→ **Exercise**
Please lay out every line of the records below as a Markdown table with the columns "Row" and "Line", numbering the rows and leaving out any blank lines.

====== Supplied entries ======

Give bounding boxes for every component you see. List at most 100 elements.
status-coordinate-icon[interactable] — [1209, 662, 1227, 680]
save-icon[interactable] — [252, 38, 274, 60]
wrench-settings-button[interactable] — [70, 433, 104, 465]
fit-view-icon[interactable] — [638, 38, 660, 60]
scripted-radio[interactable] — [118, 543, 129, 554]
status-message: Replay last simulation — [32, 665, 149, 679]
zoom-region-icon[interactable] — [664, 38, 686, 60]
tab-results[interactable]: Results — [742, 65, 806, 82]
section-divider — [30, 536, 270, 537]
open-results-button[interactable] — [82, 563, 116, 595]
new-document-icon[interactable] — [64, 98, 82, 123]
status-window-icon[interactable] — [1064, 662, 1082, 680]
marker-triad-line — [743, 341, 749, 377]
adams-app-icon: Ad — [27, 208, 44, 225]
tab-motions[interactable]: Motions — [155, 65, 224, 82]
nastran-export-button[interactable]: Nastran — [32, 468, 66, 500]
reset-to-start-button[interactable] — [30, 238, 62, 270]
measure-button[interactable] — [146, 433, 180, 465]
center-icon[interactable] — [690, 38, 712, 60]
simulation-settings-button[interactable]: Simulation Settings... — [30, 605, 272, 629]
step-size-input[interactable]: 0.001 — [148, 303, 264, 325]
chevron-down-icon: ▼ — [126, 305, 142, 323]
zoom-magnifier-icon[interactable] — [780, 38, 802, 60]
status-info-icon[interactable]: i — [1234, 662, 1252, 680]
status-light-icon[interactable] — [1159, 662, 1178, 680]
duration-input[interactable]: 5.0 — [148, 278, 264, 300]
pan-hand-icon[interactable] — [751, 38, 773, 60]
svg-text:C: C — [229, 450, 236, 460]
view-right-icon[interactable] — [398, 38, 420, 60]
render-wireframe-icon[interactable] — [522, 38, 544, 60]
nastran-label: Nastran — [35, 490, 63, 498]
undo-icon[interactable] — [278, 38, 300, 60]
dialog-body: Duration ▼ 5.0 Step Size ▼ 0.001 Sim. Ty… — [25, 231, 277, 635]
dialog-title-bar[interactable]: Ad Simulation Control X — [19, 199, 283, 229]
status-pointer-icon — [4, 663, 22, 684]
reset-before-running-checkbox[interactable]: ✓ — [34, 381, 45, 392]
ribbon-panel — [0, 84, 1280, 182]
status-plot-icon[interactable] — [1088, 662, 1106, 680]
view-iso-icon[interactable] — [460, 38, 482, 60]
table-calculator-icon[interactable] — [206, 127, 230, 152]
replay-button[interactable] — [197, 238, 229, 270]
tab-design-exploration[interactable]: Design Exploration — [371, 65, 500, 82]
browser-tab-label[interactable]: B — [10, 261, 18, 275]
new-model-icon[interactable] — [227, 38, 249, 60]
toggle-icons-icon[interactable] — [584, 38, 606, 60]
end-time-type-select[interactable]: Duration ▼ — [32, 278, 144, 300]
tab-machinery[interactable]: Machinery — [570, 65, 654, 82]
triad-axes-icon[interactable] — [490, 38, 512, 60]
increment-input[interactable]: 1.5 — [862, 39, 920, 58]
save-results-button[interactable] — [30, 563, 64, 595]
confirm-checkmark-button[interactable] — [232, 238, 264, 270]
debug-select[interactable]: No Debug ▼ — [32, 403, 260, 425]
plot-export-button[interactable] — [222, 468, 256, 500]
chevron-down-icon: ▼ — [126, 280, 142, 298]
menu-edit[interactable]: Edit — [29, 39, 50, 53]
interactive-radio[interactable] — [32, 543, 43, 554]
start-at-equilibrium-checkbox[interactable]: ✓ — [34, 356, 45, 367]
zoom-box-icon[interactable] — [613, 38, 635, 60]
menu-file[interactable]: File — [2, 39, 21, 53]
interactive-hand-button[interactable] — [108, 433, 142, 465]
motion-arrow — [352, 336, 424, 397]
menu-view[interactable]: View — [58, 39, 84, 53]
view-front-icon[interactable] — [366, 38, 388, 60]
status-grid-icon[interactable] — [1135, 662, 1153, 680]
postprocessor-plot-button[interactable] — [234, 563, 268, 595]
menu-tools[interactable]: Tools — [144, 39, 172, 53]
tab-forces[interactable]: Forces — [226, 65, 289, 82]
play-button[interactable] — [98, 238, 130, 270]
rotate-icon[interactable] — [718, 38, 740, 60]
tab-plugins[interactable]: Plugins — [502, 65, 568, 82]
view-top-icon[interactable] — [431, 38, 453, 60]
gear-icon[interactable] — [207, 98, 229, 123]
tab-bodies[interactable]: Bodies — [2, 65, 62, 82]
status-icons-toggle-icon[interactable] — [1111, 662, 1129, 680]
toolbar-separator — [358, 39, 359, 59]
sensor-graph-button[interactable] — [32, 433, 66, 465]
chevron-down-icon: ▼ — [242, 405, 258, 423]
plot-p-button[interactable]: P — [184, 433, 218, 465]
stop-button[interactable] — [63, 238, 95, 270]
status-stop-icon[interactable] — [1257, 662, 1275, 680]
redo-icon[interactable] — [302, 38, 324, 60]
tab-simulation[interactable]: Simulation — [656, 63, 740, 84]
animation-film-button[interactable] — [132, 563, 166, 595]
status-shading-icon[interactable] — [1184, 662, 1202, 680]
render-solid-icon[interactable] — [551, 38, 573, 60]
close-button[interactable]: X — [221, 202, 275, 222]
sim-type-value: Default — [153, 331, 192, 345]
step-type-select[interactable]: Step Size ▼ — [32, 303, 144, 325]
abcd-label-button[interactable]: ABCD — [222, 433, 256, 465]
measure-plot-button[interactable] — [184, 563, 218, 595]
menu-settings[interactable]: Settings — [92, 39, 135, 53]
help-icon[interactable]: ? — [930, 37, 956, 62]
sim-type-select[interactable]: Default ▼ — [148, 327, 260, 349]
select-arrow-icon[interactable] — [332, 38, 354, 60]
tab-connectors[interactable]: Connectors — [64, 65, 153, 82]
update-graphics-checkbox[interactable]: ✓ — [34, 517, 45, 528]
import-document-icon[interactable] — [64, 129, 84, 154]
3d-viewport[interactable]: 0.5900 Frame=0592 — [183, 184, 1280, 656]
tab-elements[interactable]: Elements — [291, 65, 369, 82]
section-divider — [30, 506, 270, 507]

======

→ **Exercise solution**
| Row | Line |
|---|---|
| 1 | Give bounding boxes for every component you see. List at most 100 elements. |
| 2 | status-coordinate-icon[interactable] — [1209, 662, 1227, 680] |
| 3 | save-icon[interactable] — [252, 38, 274, 60] |
| 4 | wrench-settings-button[interactable] — [70, 433, 104, 465] |
| 5 | fit-view-icon[interactable] — [638, 38, 660, 60] |
| 6 | scripted-radio[interactable] — [118, 543, 129, 554] |
| 7 | status-message: Replay last simulation — [32, 665, 149, 679] |
| 8 | zoom-region-icon[interactable] — [664, 38, 686, 60] |
| 9 | tab-results[interactable]: Results — [742, 65, 806, 82] |
| 10 | section-divider — [30, 536, 270, 537] |
| 11 | open-results-button[interactable] — [82, 563, 116, 595] |
| 12 | new-document-icon[interactable] — [64, 98, 82, 123] |
| 13 | status-window-icon[interactable] — [1064, 662, 1082, 680] |
| 14 | marker-triad-line — [743, 341, 749, 377] |
| 15 | adams-app-icon: Ad — [27, 208, 44, 225] |
| 16 | tab-motions[interactable]: Motions — [155, 65, 224, 82] |
| 17 | nastran-export-button[interactable]: Nastran — [32, 468, 66, 500] |
| 18 | reset-to-start-button[interactable] — [30, 238, 62, 270] |
| 19 | measure-button[interactable] — [146, 433, 180, 465] |
| 20 | center-icon[interactable] — [690, 38, 712, 60] |
| 21 | simulation-settings-button[interactable]: Simulation Settings... — [30, 605, 272, 629] |
| 22 | step-size-input[interactable]: 0.001 — [148, 303, 264, 325] |
| 23 | chevron-down-icon: ▼ — [126, 305, 142, 323] |
| 24 | zoom-magnifier-icon[interactable] — [780, 38, 802, 60] |
| 25 | status-info-icon[interactable]: i — [1234, 662, 1252, 680] |
| 26 | status-light-icon[interactable] — [1159, 662, 1178, 680] |
| 27 | duration-input[interactable]: 5.0 — [148, 278, 264, 300] |
| 28 | pan-hand-icon[interactable] — [751, 38, 773, 60] |
| 29 | svg-text:C: C — [229, 450, 236, 460] |
| 30 | view-right-icon[interactable] — [398, 38, 420, 60] |
| 31 | render-wireframe-icon[interactable] — [522, 38, 544, 60] |
| 32 | nastran-label: Nastran — [35, 490, 63, 498] |
| 33 | undo-icon[interactable] — [278, 38, 300, 60] |
| 34 | dialog-body: Duration ▼ 5.0 Step Size ▼ 0.001 Sim. Ty… — [25, 231, 277, 635] |
| 35 | dialog-title-bar[interactable]: Ad Simulation Control X — [19, 199, 283, 229] |
| 36 | status-pointer-icon — [4, 663, 22, 684] |
| 37 | reset-before-running-checkbox[interactable]: ✓ — [34, 381, 45, 392] |
| 38 | ribbon-panel — [0, 84, 1280, 182] |
| 39 | status-plot-icon[interactable] — [1088, 662, 1106, 680] |
| 40 | view-iso-icon[interactable] — [460, 38, 482, 60] |
| 41 | table-calculator-icon[interactable] — [206, 127, 230, 152] |
| 42 | replay-button[interactable] — [197, 238, 229, 270] |
| 43 | tab-design-exploration[interactable]: Design Exploration — [371, 65, 500, 82] |
| 44 | browser-tab-label[interactable]: B — [10, 261, 18, 275] |
| 45 | new-model-icon[interactable] — [227, 38, 249, 60] |
| 46 | toggle-icons-icon[interactable] — [584, 38, 606, 60] |
| 47 | end-time-type-select[interactable]: Duration ▼ — [32, 278, 144, 300] |
| 48 | tab-machinery[interactable]: Machinery — [570, 65, 654, 82] |
| 49 | triad-axes-icon[interactable] — [490, 38, 512, 60] |
| 50 | increment-input[interactable]: 1.5 — [862, 39, 920, 58] |
| 51 | save-results-button[interactable] — [30, 563, 64, 595] |
| 52 | confirm-checkmark-button[interactable] — [232, 238, 264, 270] |
| 53 | debug-select[interactable]: No Debug ▼ — [32, 403, 260, 425] |
| 54 | plot-export-button[interactable] — [222, 468, 256, 500] |
| 55 | chevron-down-icon: ▼ — [126, 280, 142, 298] |
| 56 | menu-edit[interactable]: Edit — [29, 39, 50, 53] |
| 57 | interactive-radio[interactable] — [32, 543, 43, 554] |
| 58 | start-at-equilibrium-checkbox[interactable]: ✓ — [34, 356, 45, 367] |
| 59 | zoom-box-icon[interactable] — [613, 38, 635, 60] |
| 60 | menu-file[interactable]: File — [2, 39, 21, 53] |
| 61 | interactive-hand-button[interactable] — [108, 433, 142, 465] |
| 62 | motion-arrow — [352, 336, 424, 397] |
| 63 | menu-view[interactable]: View — [58, 39, 84, 53] |
| 64 | view-front-icon[interactable] — [366, 38, 388, 60] |
| 65 | status-grid-icon[interactable] — [1135, 662, 1153, 680] |
| 66 | postprocessor-plot-button[interactable] — [234, 563, 268, 595] |
| 67 | menu-tools[interactable]: Tools — [144, 39, 172, 53] |
| 68 | tab-forces[interactable]: Forces — [226, 65, 289, 82] |
| 69 | play-button[interactable] — [98, 238, 130, 270] |
| 70 | rotate-icon[interactable] — [718, 38, 740, 60] |
| 71 | tab-plugins[interactable]: Plugins — [502, 65, 568, 82] |
| 72 | view-top-icon[interactable] — [431, 38, 453, 60] |
| 73 | gear-icon[interactable] — [207, 98, 229, 123] |
| 74 | tab-bodies[interactable]: Bodies — [2, 65, 62, 82] |
| 75 | status-icons-toggle-icon[interactable] — [1111, 662, 1129, 680] |
| 76 | toolbar-separator — [358, 39, 359, 59] |
| 77 | sensor-graph-button[interactable] — [32, 433, 66, 465] |
| 78 | chevron-down-icon: ▼ — [242, 405, 258, 423] |
| 79 | plot-p-button[interactable]: P — [184, 433, 218, 465] |
| 80 | stop-button[interactable] — [63, 238, 95, 270] |
| 81 | status-stop-icon[interactable] — [1257, 662, 1275, 680] |
| 82 | redo-icon[interactable] — [302, 38, 324, 60] |
| 83 | tab-simulation[interactable]: Simulation — [656, 63, 740, 84] |
| 84 | animation-film-button[interactable] — [132, 563, 166, 595] |
| 85 | status-shading-icon[interactable] — [1184, 662, 1202, 680] |
| 86 | render-solid-icon[interactable] — [551, 38, 573, 60] |
| 87 | close-button[interactable]: X — [221, 202, 275, 222] |
| 88 | sim-type-value: Default — [153, 331, 192, 345] |
| 89 | step-type-select[interactable]: Step Size ▼ — [32, 303, 144, 325] |
| 90 | abcd-label-button[interactable]: ABCD — [222, 433, 256, 465] |
| 91 | measure-plot-button[interactable] — [184, 563, 218, 595] |
| 92 | menu-settings[interactable]: Settings — [92, 39, 135, 53] |
| 93 | help-icon[interactable]: ? — [930, 37, 956, 62] |
| 94 | sim-type-select[interactable]: Default ▼ — [148, 327, 260, 349] |
| 95 | select-arrow-icon[interactable] — [332, 38, 354, 60] |
| 96 | tab-connectors[interactable]: Connectors — [64, 65, 153, 82] |
| 97 | update-graphics-checkbox[interactable]: ✓ — [34, 517, 45, 528] |
| 98 | import-document-icon[interactable] — [64, 129, 84, 154] |
| 99 | 3d-viewport[interactable]: 0.5900 Frame=0592 — [183, 184, 1280, 656] |
| 100 | tab-elements[interactable]: Elements — [291, 65, 369, 82] |
| 101 | section-divider — [30, 506, 270, 507] |